# Task goal:
Lift every line from the entries that includes the word "числа".

# Material provided:

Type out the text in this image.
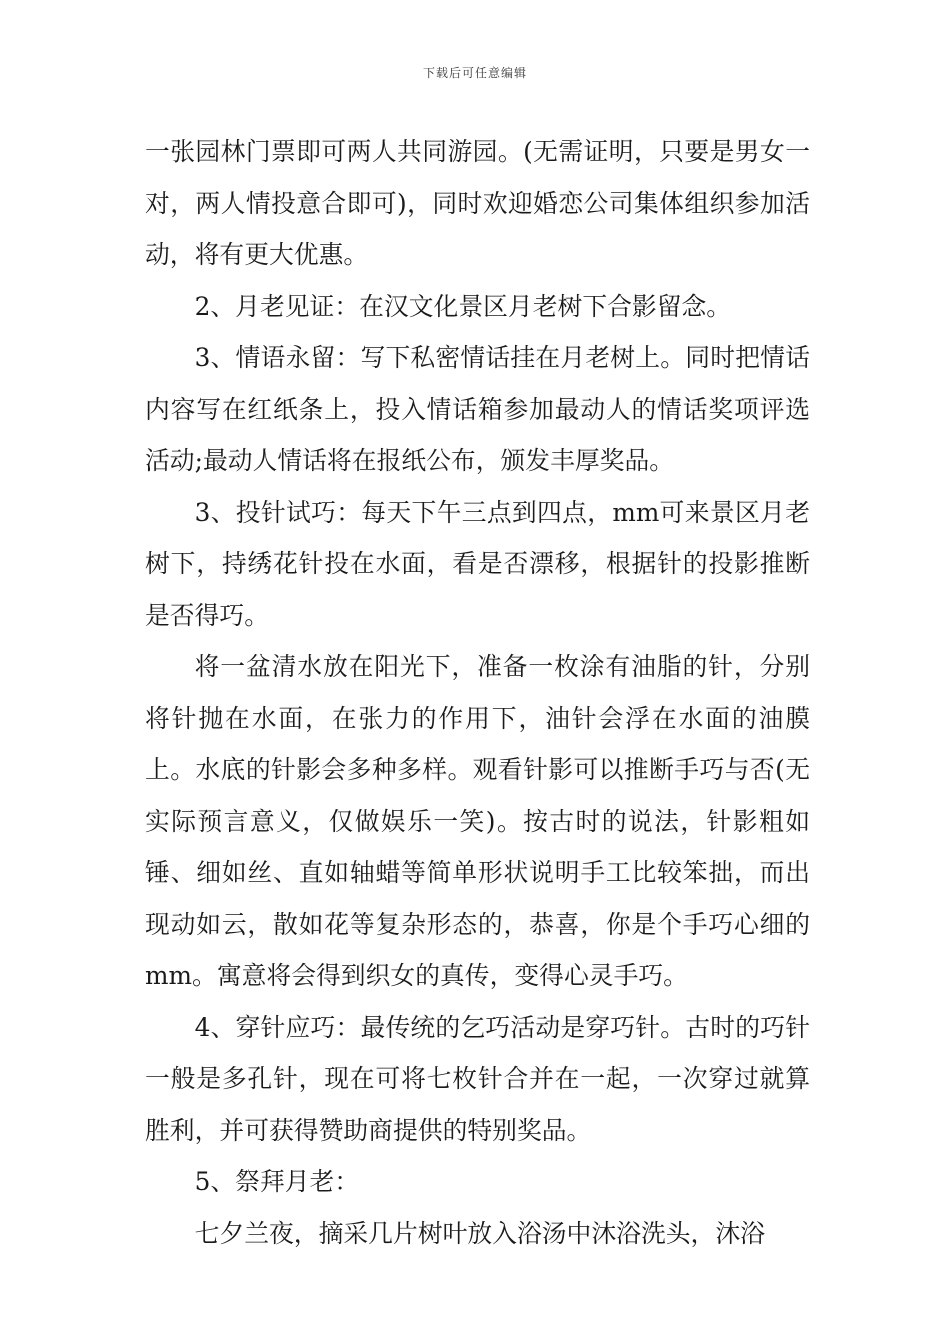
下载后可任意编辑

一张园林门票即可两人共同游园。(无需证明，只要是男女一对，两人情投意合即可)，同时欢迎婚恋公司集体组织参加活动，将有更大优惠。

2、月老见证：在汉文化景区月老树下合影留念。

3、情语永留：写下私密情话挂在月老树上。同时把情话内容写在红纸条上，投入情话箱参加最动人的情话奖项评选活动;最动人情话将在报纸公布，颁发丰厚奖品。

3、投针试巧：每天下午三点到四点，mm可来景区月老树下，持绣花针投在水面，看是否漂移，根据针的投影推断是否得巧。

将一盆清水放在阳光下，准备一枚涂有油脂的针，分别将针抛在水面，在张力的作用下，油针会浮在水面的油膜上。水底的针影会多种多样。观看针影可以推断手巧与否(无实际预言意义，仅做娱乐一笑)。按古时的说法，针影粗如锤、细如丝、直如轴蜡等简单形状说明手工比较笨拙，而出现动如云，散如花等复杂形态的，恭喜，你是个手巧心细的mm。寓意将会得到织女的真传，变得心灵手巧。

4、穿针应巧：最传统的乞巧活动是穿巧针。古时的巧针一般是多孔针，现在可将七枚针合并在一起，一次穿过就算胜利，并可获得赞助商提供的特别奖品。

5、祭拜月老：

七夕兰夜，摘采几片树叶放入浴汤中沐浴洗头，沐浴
...
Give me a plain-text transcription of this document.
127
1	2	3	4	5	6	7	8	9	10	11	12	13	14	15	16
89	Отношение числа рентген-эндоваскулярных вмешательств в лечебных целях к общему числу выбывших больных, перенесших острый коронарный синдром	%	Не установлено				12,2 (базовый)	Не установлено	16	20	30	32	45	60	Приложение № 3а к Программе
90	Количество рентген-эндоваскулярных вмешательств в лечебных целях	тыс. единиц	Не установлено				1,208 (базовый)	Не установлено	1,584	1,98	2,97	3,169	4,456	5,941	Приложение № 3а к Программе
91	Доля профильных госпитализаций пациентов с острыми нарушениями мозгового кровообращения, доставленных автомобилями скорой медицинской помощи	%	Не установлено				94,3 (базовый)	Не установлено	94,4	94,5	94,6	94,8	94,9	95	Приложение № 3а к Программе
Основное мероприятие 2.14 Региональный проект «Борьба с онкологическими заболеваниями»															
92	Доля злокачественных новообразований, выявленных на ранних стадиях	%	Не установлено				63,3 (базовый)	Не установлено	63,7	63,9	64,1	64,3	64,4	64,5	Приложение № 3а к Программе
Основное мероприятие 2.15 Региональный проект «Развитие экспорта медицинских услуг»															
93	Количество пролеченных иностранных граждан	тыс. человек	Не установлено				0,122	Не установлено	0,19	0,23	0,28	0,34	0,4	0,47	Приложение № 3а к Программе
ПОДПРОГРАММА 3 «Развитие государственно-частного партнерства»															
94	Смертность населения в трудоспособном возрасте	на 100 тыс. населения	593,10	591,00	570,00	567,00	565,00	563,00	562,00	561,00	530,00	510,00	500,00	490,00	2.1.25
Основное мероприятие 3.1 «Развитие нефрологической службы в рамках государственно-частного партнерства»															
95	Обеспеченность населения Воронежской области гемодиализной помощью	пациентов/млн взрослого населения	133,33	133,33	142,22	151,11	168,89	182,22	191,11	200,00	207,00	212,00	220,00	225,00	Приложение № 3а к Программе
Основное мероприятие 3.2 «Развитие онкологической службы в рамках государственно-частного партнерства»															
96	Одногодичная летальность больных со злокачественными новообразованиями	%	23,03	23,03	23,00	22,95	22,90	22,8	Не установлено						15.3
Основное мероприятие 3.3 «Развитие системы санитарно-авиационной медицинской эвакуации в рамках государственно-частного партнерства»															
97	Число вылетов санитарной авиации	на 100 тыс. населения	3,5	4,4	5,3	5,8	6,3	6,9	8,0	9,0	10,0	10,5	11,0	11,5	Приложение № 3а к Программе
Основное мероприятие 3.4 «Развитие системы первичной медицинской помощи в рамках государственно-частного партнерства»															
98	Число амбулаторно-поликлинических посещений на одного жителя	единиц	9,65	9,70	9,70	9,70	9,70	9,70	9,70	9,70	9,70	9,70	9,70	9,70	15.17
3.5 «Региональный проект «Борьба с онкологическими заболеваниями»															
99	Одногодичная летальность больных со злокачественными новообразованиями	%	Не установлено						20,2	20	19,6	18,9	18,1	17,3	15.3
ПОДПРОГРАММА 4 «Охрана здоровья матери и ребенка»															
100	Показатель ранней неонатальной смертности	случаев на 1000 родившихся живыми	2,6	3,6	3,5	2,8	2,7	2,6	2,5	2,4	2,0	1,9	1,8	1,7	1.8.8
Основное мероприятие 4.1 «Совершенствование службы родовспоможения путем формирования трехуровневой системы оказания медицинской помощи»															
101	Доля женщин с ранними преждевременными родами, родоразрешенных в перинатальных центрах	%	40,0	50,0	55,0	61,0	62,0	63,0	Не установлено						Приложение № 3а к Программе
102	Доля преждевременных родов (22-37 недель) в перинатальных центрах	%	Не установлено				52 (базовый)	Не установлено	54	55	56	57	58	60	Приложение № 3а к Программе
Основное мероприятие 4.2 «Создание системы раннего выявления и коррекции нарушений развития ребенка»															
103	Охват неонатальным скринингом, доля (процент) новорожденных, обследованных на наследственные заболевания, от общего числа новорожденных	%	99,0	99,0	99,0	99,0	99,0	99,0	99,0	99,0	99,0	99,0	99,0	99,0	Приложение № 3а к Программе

# Reply to the exercise:
89	Отношение числа рентген-эндоваскулярных вмешательств в лечебных целях к общему числу выбывших больных, перенесших острый коронарный синдром	%	Не установлено				12,2 (базовый)	Не установлено	16	20	30	32	45	60	Приложение № 3а к Программе
103	Охват неонатальным скринингом, доля (процент) новорожденных, обследованных на наследственные заболевания, от общего числа новорожденных	%	99,0	99,0	99,0	99,0	99,0	99,0	99,0	99,0	99,0	99,0	99,0	99,0	Приложение № 3а к Программе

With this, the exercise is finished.